____ MATERIALS PROVIDED

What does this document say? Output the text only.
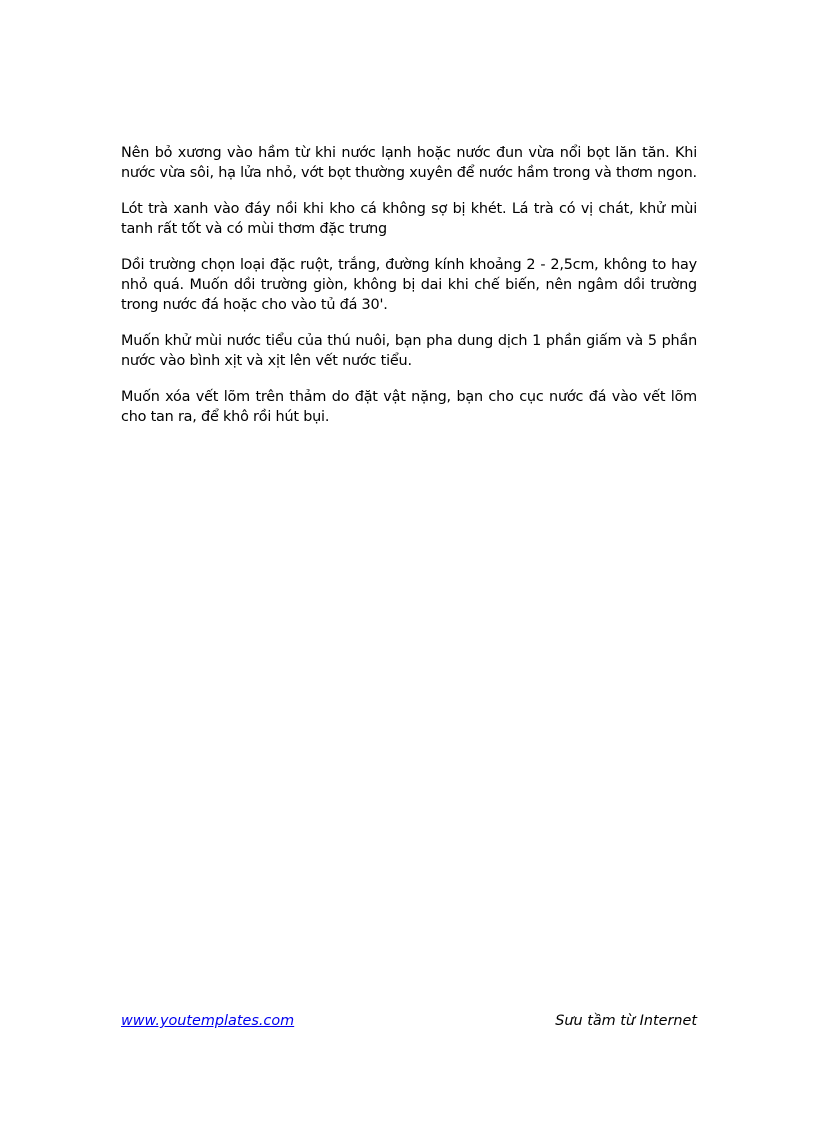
Nên bỏ xương vào hầm từ khi nước lạnh hoặc nước đun vừa nổi bọt lăn tăn. Khi nước vừa sôi, hạ lửa nhỏ, vớt bọt thường xuyên để nước hầm trong và thơm ngon.

Lót trà xanh vào đáy nồi khi kho cá không sợ bị khét. Lá trà có vị chát, khử mùi tanh rất tốt và có mùi thơm đặc trưng

Dồi trường chọn loại đặc ruột, trắng, đường kính khoảng 2 - 2,5cm, không to hay nhỏ quá. Muốn dồi trường giòn, không bị dai khi chế biến, nên ngâm dồi trường trong nước đá hoặc cho vào tủ đá 30'.

Muốn khử mùi nước tiểu của thú nuôi, bạn pha dung dịch 1 phần giấm và 5 phần nước vào bình xịt và xịt lên vết nước tiểu.

Muốn xóa vết lõm trên thảm do đặt vật nặng, bạn cho cục nước đá vào vết lõm cho tan ra, để khô rồi hút bụi.

www.youtemplates.com	Sưu tầm từ Internet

________

# DIRECTION
Output all of the records exactly as they appear above, but not the pictures.

# THE REPLY
What does this document say? Output the text only.
Nên bỏ xương vào hầm từ khi nước lạnh hoặc nước đun vừa nổi bọt lăn tăn. Khi nước vừa sôi, hạ lửa nhỏ, vớt bọt thường xuyên để nước hầm trong và thơm ngon.

Lót trà xanh vào đáy nồi khi kho cá không sợ bị khét. Lá trà có vị chát, khử mùi tanh rất tốt và có mùi thơm đặc trưng

Dồi trường chọn loại đặc ruột, trắng, đường kính khoảng 2 - 2,5cm, không to hay nhỏ quá. Muốn dồi trường giòn, không bị dai khi chế biến, nên ngâm dồi trường trong nước đá hoặc cho vào tủ đá 30'.

Muốn khử mùi nước tiểu của thú nuôi, bạn pha dung dịch 1 phần giấm và 5 phần nước vào bình xịt và xịt lên vết nước tiểu.

Muốn xóa vết lõm trên thảm do đặt vật nặng, bạn cho cục nước đá vào vết lõm cho tan ra, để khô rồi hút bụi.

www.youtemplates.com	Sưu tầm từ Internet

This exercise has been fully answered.